TEXT SECTION

++++++++

[UK] Employer failed to provide reasonable adjustments for months, disciplined me for the resulting absences, and triggered medical emergencies. Do I have a claim and what is a realistic settlement value?
TL;DR: My employer delayed my start date to order disability equipment, but left me without it for over half a year. This caused severe physical pain, which led to medication that triggered multiple life-threatening respiratory emergencies at work. Managers withheld critical H&S emails. The employer secretly authorised paid special leave because the office was unsafe, but still gave me a formal written warning for absences caused by the missing equipment. Do I have a strong tribunal claim, should I push for a settlement, and what might a realistic financial value be?
Body:
I work in a large public sector organisation. Before starting, I declared multiple disabilities (spinal/mobility issues, a severe chronic respiratory condition, and I am neurodivergent). The employer delayed my start date specifically to ensure a specialist ergonomic chair and a rise-and-fall desk were ordered and ready for day one.
The equipment wasn't there when I started. It took nearly six months for a chair to arrive, and when it did, it was defective. The desk arrived a month later
Because I had no ergonomic chair, my spinal issue flared up severely. I have a long daily commute that already takes a toll on my back, so the lack of office support pushed it over the edge. I required a prescription for NSAIDs to manage the pain. Those NSAIDs are a known trigger for my respiratory condition. This directly caused life-threatening respiratory failures within six months, requiring emergency ambulances to be called to my workplace. A hospital formally documented this exact chain of events.
My line manager actively withheld a critical email from the Health & Safety team for about a month, deliberately stalling my equipment order while I was in physical pain.

++++++++

INSTRUCTIONS
A - In the post about the missing disability equipment, what did the employer delay the start date for?
B - Pick up the post about the missing disability equipment after its final sentence and continue it.

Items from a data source
++++++++

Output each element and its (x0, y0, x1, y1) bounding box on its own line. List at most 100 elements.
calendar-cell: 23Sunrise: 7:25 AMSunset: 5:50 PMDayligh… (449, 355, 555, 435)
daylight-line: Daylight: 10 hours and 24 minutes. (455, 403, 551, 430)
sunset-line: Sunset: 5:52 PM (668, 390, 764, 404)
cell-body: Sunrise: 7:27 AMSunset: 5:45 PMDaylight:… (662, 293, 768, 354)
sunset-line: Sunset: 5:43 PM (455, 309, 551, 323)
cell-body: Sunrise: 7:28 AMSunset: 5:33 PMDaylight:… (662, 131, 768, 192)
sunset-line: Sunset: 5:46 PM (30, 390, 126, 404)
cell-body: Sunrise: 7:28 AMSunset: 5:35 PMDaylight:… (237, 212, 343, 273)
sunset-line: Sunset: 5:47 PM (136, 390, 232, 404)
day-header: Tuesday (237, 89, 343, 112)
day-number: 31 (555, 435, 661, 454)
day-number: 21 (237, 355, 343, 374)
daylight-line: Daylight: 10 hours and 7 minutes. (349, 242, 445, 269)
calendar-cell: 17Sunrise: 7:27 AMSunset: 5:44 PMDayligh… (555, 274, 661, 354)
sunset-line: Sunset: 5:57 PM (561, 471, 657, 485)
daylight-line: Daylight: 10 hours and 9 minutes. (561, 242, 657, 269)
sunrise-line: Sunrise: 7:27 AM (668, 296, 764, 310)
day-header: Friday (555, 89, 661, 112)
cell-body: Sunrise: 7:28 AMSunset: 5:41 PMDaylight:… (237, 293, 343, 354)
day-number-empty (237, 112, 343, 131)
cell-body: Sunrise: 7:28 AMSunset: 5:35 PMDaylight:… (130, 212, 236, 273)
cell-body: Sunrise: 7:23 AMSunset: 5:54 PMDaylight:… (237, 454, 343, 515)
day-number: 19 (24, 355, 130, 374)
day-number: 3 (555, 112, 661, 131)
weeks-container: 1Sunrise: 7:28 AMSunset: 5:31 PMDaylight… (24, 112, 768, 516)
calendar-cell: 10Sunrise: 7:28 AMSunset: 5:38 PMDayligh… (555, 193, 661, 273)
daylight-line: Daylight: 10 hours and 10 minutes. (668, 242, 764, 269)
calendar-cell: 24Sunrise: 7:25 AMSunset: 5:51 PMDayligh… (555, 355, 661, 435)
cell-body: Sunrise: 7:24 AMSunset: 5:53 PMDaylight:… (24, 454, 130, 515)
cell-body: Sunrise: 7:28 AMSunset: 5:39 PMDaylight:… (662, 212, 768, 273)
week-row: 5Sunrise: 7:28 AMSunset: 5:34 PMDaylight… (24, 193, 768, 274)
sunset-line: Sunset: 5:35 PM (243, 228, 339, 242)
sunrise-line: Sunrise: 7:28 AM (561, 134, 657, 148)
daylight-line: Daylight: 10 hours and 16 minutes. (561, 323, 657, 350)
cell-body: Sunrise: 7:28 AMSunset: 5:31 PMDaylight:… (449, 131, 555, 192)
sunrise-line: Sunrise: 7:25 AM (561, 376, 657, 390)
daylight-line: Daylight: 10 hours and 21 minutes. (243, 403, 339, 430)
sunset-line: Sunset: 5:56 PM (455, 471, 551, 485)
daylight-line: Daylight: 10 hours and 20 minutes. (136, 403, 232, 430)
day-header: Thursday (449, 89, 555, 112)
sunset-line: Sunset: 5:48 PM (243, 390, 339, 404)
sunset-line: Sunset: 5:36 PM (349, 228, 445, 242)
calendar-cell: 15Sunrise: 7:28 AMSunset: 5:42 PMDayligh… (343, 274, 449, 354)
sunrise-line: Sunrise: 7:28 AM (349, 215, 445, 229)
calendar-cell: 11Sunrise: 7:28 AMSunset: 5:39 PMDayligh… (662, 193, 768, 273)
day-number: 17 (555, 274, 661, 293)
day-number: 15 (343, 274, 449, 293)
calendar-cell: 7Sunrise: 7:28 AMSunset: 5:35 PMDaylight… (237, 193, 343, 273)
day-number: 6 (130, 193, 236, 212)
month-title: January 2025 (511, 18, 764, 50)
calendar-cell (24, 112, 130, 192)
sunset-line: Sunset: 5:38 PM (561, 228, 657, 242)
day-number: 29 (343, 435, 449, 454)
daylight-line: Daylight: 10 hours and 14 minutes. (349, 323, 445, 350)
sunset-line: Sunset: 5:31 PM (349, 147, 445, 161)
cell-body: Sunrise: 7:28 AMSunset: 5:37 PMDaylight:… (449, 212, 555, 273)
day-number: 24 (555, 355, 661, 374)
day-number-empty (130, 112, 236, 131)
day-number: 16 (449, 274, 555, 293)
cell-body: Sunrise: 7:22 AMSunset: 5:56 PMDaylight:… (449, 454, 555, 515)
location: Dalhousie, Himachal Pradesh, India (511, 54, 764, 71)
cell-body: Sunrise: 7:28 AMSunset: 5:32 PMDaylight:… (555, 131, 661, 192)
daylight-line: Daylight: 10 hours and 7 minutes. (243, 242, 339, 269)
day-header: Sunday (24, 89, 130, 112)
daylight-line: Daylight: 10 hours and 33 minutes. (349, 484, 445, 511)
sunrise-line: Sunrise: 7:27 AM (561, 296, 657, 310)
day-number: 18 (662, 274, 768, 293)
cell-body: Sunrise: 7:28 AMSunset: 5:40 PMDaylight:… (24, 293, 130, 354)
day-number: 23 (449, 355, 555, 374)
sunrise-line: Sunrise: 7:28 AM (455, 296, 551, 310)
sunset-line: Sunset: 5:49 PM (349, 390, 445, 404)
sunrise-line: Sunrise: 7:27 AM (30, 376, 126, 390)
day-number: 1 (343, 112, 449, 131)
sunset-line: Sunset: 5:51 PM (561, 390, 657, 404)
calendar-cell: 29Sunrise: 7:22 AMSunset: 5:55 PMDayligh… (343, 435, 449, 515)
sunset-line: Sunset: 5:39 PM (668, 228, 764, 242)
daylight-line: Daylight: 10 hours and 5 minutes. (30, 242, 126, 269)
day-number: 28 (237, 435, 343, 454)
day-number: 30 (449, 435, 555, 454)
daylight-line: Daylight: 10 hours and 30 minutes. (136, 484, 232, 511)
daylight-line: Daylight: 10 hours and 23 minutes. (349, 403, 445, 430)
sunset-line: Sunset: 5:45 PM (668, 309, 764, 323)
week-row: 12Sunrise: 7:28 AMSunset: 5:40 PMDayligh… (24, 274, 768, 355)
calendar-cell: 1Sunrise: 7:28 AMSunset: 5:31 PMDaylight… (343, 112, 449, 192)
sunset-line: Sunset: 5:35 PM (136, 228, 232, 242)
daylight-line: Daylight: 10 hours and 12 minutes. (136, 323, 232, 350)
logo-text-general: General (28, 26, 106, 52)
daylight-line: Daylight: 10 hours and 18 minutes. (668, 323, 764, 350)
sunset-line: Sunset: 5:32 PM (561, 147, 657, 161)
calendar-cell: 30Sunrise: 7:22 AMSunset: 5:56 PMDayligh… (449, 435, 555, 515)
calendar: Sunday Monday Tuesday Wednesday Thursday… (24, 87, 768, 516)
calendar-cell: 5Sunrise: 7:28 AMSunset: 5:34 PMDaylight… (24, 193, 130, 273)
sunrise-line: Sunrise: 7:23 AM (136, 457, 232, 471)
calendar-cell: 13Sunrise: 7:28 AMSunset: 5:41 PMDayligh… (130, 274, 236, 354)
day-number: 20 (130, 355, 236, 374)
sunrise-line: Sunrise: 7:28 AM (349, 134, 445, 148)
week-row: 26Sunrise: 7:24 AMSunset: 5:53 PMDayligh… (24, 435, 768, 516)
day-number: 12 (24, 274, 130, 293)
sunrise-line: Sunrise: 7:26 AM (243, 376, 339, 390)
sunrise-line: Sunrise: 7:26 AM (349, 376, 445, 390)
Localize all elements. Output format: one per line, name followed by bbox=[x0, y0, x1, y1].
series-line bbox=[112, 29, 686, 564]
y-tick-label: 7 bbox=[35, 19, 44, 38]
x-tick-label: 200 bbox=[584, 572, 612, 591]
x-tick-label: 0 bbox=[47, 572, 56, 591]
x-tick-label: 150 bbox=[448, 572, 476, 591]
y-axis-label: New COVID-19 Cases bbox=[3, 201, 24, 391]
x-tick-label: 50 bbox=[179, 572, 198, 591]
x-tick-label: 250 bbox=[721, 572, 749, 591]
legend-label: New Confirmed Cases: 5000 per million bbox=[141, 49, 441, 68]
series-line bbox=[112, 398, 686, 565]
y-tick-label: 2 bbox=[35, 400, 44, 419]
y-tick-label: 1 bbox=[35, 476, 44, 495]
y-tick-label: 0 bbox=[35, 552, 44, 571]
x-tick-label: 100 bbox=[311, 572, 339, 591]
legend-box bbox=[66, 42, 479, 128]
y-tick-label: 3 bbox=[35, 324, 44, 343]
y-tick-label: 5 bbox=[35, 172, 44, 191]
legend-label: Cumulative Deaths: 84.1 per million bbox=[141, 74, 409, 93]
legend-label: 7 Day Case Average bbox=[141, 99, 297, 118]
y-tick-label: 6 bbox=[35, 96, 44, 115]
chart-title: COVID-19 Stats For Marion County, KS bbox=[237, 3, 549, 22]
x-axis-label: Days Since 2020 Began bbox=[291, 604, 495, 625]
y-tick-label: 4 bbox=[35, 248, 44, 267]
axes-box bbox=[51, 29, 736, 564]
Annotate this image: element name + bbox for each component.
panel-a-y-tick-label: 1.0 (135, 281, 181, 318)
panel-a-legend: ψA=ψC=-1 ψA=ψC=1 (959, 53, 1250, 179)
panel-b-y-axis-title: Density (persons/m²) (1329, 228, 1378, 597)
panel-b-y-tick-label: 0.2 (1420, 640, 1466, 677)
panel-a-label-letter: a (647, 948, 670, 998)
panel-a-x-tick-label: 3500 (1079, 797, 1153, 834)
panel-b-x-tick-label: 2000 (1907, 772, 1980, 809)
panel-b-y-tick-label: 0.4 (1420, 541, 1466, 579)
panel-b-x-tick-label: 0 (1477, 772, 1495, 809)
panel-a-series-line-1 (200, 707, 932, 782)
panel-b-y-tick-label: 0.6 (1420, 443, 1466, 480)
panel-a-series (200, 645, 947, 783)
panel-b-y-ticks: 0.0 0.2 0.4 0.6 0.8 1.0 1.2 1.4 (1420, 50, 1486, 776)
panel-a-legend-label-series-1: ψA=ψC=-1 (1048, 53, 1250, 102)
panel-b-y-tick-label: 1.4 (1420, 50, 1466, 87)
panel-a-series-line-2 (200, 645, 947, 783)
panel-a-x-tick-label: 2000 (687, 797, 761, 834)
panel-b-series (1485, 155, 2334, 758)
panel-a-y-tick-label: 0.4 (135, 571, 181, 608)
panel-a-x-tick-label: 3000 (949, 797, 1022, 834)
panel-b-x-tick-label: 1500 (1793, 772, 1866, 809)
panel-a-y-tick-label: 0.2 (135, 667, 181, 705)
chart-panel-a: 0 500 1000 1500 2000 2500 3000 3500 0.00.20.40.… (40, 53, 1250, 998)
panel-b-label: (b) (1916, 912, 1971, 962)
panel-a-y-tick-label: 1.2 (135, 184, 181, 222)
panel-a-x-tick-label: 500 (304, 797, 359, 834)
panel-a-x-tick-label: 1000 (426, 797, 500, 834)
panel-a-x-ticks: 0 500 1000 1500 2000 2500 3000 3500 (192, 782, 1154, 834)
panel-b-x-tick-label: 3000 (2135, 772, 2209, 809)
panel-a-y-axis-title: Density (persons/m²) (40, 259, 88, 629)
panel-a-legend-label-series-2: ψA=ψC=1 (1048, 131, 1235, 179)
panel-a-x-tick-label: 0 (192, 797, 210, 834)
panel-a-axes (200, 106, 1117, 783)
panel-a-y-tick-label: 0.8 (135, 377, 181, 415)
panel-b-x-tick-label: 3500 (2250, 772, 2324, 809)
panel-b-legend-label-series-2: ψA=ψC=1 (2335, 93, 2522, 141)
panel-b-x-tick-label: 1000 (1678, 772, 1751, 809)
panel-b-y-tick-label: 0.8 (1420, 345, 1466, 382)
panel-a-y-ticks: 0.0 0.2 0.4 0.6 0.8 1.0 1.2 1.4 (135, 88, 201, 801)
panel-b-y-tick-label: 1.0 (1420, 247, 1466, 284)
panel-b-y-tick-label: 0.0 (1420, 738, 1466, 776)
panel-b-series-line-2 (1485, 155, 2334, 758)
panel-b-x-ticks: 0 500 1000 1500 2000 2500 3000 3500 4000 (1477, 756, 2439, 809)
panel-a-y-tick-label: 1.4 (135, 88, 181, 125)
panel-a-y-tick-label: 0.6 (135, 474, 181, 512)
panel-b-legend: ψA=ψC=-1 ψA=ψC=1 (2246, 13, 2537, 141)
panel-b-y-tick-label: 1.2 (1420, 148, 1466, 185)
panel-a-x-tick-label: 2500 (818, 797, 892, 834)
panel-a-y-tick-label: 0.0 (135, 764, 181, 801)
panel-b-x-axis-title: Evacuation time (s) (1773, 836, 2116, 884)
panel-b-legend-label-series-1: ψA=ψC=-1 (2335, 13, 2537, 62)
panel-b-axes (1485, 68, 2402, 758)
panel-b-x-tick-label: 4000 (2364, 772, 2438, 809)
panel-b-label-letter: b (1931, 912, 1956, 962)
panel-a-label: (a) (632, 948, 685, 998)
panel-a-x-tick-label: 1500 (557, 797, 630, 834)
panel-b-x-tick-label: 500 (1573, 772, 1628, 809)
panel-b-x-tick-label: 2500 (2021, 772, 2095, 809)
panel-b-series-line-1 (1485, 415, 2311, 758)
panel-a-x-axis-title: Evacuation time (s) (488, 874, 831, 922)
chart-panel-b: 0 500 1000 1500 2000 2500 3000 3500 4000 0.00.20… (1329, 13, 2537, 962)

++++++++

EXPECTED RESPONSES
A - To make sure a specialist ergonomic chair and a rise-and-fall desk were ordered and ready for day one.

B -
The employer internally authorised around two months of "Paid Special Leave," acknowledging the working environment was unsafe. However, they hid this status from me, told me to keep working, and then issued a Formal Written Warning for sickness absences—including disciplining me for an absence that fell inside the exact dates of their own authorised Paid Special Leave.
A subsequent manager explicitly put in writing that Occupational Health recommendations are essentially just a loophole they don't actually have to follow.
The employer refused remote work, claiming the role required face-to-face attendance. However, a colleague in my exact role and probation status was granted 100% remote work.
Settlement & Next Steps:
I've filed a grievance, but they have formally rejected ACAS Early Conciliation. My probation has been extended.
I want to avoid a drawn-out, multi-year legal battle if possible.
Given the evidence, I am looking at claims for failure to make reasonable adjustments, discrimination arising from disability, victimisation, and potential personal injury. I earn an average salary with a generous defined-benefit pension scheme.
What is a realistic settlement value I should be aiming for? How do I calculate this, and what is the best strategy to force them to the negotiating table now that they've rejected ACAS?